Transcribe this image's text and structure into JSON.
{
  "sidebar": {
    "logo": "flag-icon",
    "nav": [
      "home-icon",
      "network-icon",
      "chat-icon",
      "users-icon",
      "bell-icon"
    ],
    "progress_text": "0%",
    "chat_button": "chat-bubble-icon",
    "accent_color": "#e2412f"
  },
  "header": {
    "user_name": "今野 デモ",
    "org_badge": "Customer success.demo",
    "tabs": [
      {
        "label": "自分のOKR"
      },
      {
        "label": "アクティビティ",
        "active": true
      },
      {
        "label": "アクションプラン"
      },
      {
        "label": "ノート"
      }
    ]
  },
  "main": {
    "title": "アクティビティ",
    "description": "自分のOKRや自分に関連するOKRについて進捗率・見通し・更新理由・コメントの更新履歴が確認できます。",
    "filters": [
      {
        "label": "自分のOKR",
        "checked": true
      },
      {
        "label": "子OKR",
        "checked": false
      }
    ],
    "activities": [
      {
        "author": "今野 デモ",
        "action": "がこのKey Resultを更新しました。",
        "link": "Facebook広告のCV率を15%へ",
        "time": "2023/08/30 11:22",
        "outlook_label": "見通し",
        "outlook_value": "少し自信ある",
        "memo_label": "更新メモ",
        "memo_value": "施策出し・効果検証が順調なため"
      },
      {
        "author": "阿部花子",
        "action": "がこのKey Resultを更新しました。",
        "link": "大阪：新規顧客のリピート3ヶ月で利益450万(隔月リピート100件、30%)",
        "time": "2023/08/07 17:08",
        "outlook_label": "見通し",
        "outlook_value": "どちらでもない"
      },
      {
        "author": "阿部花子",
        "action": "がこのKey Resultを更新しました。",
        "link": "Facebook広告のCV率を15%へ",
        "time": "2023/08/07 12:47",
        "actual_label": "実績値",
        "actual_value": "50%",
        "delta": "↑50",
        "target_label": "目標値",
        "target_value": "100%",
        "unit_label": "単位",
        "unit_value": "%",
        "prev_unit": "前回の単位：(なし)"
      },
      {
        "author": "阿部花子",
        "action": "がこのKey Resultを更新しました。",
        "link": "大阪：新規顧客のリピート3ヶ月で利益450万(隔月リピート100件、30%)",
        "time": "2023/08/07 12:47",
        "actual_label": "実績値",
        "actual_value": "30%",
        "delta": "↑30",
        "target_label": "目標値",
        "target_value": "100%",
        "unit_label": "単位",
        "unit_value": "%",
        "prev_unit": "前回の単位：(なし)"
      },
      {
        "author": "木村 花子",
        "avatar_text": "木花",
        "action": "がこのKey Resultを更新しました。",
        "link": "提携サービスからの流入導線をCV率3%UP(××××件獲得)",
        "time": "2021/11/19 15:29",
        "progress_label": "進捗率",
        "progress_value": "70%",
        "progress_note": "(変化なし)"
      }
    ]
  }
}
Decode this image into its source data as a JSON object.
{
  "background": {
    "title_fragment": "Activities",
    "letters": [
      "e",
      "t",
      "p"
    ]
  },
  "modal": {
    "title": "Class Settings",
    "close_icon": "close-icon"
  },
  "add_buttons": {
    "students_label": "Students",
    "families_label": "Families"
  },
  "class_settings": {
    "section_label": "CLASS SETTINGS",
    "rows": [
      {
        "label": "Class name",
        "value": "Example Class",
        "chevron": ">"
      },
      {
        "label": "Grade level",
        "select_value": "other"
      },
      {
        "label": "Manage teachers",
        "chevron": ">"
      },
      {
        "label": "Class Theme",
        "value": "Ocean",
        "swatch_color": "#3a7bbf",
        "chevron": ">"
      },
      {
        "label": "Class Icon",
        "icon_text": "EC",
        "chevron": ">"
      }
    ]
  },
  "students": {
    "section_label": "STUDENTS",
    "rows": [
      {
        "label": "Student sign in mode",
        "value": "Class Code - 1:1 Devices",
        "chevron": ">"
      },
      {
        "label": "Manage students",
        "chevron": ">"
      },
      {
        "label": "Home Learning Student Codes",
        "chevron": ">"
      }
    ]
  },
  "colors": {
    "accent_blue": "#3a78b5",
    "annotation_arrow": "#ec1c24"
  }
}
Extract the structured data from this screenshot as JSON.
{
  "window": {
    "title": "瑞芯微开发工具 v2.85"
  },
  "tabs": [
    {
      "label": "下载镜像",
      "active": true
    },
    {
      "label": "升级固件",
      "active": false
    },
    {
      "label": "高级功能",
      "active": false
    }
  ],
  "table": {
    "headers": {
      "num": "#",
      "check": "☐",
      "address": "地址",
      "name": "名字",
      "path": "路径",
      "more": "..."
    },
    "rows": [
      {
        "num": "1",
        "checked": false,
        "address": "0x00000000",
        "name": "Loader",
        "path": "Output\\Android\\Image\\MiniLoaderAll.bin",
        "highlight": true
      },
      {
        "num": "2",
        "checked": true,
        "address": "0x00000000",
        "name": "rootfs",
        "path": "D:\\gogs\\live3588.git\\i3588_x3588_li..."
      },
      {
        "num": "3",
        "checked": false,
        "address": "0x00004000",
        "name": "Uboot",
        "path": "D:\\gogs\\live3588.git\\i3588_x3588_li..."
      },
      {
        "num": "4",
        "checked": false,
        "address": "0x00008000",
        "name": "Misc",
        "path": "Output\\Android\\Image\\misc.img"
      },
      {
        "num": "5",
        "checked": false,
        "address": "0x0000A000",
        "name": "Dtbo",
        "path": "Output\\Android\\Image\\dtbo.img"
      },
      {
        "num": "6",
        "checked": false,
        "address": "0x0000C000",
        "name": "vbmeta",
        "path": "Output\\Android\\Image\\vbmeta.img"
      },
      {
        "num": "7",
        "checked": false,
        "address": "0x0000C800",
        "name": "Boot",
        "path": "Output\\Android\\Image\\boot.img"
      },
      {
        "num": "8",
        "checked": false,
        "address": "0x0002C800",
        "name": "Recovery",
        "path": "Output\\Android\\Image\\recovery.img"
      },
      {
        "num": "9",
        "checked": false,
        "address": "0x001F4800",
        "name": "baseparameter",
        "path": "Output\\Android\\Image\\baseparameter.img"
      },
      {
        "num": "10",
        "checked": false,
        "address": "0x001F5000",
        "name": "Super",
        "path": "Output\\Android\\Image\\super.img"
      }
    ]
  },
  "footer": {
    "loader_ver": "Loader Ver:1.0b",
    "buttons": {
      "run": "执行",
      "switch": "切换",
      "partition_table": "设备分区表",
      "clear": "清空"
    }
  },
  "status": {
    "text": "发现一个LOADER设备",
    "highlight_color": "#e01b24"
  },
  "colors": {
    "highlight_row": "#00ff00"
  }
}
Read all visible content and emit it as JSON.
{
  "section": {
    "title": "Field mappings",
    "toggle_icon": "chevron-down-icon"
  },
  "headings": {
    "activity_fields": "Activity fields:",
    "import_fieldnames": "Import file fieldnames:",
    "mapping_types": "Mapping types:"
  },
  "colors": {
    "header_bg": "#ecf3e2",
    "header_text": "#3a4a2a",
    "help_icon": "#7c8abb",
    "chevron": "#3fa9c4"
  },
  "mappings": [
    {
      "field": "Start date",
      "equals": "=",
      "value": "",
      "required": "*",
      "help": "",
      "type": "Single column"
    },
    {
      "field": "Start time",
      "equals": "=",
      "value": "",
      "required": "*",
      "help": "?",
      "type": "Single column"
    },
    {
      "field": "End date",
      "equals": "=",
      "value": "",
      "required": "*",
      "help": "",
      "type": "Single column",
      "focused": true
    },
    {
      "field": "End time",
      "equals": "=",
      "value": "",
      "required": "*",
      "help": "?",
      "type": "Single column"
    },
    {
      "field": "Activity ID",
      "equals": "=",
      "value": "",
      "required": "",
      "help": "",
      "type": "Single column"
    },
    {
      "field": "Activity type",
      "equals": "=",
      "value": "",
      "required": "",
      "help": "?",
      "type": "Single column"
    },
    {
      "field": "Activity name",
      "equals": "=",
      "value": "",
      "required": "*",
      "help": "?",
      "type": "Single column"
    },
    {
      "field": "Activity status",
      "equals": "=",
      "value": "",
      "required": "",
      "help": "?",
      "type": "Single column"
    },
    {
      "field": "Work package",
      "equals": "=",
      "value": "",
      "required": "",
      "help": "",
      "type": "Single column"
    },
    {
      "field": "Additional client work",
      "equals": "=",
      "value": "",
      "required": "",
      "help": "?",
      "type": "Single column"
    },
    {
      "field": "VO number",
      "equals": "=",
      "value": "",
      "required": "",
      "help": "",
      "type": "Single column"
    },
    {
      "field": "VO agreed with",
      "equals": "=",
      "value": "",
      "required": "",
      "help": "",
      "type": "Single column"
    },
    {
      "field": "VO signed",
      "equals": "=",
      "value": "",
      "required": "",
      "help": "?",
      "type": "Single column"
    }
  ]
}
+++++
- WHAT NEEDS TO BE DONE: Determine how many lines contain the word "into" and reply with that number alone.

- FINISHED ANSWER: 2